> [TASK TO CARRY OUT]:
Below are some records. Copy every line in them that holds "форме".

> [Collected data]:

--

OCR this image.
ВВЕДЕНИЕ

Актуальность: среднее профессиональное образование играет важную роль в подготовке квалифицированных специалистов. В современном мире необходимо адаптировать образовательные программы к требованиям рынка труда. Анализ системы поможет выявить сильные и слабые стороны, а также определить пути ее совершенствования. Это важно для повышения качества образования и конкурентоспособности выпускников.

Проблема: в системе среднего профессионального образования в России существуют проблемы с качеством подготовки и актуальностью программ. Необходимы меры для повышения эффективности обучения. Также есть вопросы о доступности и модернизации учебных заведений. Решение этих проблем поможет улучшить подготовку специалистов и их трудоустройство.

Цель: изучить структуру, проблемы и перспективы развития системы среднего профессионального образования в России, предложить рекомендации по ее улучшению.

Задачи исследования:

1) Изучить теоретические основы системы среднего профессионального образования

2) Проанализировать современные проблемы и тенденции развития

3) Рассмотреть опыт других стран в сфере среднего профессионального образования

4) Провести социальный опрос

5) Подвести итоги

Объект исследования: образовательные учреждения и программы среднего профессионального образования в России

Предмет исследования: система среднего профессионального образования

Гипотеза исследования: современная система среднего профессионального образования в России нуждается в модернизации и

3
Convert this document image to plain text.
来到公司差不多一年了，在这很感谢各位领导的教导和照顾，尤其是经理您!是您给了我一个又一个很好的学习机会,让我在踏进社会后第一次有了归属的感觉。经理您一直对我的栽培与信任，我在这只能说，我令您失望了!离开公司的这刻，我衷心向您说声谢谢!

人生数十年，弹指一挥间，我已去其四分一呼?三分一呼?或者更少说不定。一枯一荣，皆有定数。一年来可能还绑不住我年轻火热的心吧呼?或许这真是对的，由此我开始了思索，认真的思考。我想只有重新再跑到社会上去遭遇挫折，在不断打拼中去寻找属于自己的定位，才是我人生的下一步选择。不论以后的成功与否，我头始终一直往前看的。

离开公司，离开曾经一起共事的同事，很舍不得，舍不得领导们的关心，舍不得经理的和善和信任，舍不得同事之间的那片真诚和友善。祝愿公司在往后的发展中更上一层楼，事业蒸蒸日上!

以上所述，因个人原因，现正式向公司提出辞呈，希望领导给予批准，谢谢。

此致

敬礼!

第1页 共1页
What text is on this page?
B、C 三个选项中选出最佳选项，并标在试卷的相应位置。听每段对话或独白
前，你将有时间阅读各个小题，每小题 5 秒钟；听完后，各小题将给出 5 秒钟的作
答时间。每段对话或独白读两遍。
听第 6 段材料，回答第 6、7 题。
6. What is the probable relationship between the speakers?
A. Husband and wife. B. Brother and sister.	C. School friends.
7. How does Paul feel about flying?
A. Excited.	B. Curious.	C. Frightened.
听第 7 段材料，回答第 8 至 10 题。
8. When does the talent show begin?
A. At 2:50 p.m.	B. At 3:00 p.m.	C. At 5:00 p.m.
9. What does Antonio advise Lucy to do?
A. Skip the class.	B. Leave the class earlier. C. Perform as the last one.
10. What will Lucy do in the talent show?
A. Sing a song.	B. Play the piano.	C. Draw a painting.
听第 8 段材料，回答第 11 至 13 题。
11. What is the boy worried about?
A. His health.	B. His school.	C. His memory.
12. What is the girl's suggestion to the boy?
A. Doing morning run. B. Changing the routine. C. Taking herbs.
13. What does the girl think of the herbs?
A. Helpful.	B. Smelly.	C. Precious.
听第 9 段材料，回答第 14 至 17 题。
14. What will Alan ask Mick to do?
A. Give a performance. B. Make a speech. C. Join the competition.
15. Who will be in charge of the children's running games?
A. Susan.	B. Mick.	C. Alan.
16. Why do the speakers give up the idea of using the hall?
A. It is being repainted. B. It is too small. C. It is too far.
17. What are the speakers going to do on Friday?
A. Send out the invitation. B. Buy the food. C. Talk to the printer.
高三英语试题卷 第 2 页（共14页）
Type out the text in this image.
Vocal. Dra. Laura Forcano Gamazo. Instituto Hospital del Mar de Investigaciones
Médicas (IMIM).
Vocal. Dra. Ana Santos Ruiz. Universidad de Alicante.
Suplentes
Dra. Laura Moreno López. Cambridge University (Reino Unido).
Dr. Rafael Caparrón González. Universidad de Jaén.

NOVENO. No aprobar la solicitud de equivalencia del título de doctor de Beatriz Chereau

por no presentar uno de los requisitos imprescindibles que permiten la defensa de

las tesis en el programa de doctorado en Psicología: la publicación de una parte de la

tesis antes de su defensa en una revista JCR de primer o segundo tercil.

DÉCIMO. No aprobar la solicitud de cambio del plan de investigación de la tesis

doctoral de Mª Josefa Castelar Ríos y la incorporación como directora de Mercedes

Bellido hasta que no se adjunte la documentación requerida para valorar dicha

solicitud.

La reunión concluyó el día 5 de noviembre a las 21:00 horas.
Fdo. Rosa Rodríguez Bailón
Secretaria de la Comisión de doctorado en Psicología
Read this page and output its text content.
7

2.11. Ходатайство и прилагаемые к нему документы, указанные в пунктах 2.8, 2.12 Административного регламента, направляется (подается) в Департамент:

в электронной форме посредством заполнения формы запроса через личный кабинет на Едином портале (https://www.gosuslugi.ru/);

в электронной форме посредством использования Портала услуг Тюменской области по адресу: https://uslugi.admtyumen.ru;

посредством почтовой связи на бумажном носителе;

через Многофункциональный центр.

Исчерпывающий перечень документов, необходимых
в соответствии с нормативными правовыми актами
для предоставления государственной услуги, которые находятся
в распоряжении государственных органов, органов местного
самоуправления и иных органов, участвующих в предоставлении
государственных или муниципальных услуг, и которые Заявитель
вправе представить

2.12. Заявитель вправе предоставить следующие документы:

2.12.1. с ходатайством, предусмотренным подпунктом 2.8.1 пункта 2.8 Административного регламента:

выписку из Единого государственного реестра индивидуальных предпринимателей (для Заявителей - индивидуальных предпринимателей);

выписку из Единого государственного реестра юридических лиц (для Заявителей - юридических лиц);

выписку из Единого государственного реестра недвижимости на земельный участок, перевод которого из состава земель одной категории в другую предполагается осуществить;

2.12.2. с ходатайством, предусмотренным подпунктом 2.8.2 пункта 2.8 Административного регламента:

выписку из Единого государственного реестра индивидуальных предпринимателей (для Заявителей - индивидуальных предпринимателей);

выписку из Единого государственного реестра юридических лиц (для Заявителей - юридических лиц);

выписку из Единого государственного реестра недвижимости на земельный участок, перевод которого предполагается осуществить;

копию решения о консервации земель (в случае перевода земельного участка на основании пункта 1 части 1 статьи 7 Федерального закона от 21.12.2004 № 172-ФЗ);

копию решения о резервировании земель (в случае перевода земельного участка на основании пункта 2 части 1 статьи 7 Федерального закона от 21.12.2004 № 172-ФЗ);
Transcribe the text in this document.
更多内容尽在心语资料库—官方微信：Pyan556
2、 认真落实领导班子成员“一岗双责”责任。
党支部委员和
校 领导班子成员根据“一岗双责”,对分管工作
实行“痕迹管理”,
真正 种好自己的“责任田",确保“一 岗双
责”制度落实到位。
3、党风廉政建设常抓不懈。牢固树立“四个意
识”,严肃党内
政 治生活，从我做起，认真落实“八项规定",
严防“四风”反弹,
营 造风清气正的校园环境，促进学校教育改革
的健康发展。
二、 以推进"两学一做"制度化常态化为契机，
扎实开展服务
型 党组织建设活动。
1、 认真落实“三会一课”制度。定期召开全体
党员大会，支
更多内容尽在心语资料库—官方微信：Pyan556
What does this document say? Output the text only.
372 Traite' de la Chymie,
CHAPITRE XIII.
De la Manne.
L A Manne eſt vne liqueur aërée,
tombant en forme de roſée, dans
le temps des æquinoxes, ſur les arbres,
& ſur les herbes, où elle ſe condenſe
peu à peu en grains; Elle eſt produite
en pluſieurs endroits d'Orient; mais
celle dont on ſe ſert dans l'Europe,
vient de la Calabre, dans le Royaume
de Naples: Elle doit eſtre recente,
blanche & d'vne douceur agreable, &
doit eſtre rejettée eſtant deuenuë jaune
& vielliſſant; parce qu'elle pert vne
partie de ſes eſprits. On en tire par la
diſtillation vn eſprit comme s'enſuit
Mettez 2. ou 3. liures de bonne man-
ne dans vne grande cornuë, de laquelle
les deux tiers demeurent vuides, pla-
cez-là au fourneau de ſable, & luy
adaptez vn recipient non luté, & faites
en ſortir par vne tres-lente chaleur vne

--

> [EXERCISE RESULT]:
в электронной форме посредством заполнения формы запроса через личный кабинет на Едином портале (https://www.gosuslugi.ru/);
в электронной форме посредством использования Портала услуг Тюменской области по адресу: https://uslugi.admtyumen.ru;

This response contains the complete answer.